Begin

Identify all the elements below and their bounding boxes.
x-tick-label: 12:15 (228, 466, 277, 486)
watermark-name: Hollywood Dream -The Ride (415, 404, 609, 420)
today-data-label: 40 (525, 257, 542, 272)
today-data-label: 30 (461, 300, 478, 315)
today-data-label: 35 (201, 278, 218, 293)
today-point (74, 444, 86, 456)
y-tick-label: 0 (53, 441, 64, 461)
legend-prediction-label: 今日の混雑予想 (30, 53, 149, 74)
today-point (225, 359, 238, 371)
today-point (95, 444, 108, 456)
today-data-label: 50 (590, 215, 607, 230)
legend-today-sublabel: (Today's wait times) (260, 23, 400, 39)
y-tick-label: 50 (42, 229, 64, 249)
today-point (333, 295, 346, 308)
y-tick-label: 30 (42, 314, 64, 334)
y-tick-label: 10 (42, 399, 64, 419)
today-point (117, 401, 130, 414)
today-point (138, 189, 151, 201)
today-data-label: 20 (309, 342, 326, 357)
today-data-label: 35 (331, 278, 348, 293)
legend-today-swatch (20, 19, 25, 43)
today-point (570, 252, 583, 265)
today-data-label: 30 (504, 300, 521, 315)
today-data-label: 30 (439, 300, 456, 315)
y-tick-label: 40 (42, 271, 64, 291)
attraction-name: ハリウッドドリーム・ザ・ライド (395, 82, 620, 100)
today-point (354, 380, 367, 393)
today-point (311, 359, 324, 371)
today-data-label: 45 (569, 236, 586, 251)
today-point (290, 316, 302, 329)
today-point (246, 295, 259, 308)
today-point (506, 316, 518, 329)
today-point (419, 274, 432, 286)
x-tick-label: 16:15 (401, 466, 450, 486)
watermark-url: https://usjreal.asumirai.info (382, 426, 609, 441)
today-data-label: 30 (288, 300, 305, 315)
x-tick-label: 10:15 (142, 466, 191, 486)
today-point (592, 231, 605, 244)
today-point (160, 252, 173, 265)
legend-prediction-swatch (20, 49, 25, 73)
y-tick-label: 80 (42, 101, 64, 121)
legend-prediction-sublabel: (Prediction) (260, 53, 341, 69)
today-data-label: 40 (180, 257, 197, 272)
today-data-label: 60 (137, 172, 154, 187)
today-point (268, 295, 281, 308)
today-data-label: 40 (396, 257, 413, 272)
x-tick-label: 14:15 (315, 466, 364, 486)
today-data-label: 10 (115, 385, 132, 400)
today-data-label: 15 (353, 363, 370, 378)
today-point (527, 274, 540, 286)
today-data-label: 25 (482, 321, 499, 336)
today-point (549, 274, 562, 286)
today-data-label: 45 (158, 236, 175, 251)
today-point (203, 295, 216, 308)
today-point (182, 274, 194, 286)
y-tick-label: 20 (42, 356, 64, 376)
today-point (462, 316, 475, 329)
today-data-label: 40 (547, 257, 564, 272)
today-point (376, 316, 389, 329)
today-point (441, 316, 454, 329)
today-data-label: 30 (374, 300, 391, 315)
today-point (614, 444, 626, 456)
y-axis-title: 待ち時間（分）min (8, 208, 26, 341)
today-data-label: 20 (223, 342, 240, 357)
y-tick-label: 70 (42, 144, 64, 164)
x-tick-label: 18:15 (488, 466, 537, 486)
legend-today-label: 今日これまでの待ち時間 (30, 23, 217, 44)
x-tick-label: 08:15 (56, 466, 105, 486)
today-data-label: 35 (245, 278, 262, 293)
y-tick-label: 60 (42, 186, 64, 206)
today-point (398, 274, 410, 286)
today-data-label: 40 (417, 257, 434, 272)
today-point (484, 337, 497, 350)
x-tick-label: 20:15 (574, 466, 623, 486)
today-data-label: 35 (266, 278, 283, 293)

End

Description of the task => Can you reproduce all of the material above word for word, from its first line to its last?

Response to this task =>
Identify all the elements below and their bounding boxes.
x-tick-label: 12:15 (228, 466, 277, 486)
watermark-name: Hollywood Dream -The Ride (415, 404, 609, 420)
today-data-label: 40 (525, 257, 542, 272)
today-data-label: 30 (461, 300, 478, 315)
today-data-label: 35 (201, 278, 218, 293)
today-point (74, 444, 86, 456)
y-tick-label: 0 (53, 441, 64, 461)
legend-prediction-label: 今日の混雑予想 (30, 53, 149, 74)
today-point (225, 359, 238, 371)
today-point (95, 444, 108, 456)
today-data-label: 50 (590, 215, 607, 230)
legend-today-sublabel: (Today's wait times) (260, 23, 400, 39)
y-tick-label: 50 (42, 229, 64, 249)
today-point (333, 295, 346, 308)
y-tick-label: 30 (42, 314, 64, 334)
y-tick-label: 10 (42, 399, 64, 419)
today-point (117, 401, 130, 414)
today-point (138, 189, 151, 201)
today-data-label: 20 (309, 342, 326, 357)
today-data-label: 35 (331, 278, 348, 293)
legend-today-swatch (20, 19, 25, 43)
today-point (570, 252, 583, 265)
today-data-label: 30 (504, 300, 521, 315)
today-data-label: 30 (439, 300, 456, 315)
y-tick-label: 40 (42, 271, 64, 291)
attraction-name: ハリウッドドリーム・ザ・ライド (395, 82, 620, 100)
today-point (354, 380, 367, 393)
today-point (311, 359, 324, 371)
today-data-label: 45 (569, 236, 586, 251)
today-point (290, 316, 302, 329)
today-point (246, 295, 259, 308)
today-point (506, 316, 518, 329)
today-point (419, 274, 432, 286)
x-tick-label: 16:15 (401, 466, 450, 486)
watermark-url: https://usjreal.asumirai.info (382, 426, 609, 441)
today-data-label: 30 (288, 300, 305, 315)
x-tick-label: 10:15 (142, 466, 191, 486)
today-point (592, 231, 605, 244)
today-point (160, 252, 173, 265)
legend-prediction-swatch (20, 49, 25, 73)
y-tick-label: 80 (42, 101, 64, 121)
legend-prediction-sublabel: (Prediction) (260, 53, 341, 69)
today-data-label: 40 (180, 257, 197, 272)
today-data-label: 60 (137, 172, 154, 187)
today-point (268, 295, 281, 308)
today-data-label: 40 (396, 257, 413, 272)
x-tick-label: 14:15 (315, 466, 364, 486)
today-data-label: 10 (115, 385, 132, 400)
today-data-label: 15 (353, 363, 370, 378)
today-point (527, 274, 540, 286)
today-data-label: 25 (482, 321, 499, 336)
today-point (549, 274, 562, 286)
today-data-label: 45 (158, 236, 175, 251)
today-point (203, 295, 216, 308)
today-point (182, 274, 194, 286)
y-tick-label: 20 (42, 356, 64, 376)
today-point (462, 316, 475, 329)
today-data-label: 40 (547, 257, 564, 272)
today-point (376, 316, 389, 329)
today-point (441, 316, 454, 329)
today-data-label: 30 (374, 300, 391, 315)
today-point (614, 444, 626, 456)
y-axis-title: 待ち時間（分）min (8, 208, 26, 341)
today-data-label: 20 (223, 342, 240, 357)
y-tick-label: 70 (42, 144, 64, 164)
x-tick-label: 18:15 (488, 466, 537, 486)
legend-today-label: 今日これまでの待ち時間 (30, 23, 217, 44)
x-tick-label: 08:15 (56, 466, 105, 486)
today-data-label: 35 (245, 278, 262, 293)
y-tick-label: 60 (42, 186, 64, 206)
today-point (398, 274, 410, 286)
today-data-label: 40 (417, 257, 434, 272)
today-point (484, 337, 497, 350)
x-tick-label: 20:15 (574, 466, 623, 486)
today-data-label: 35 (266, 278, 283, 293)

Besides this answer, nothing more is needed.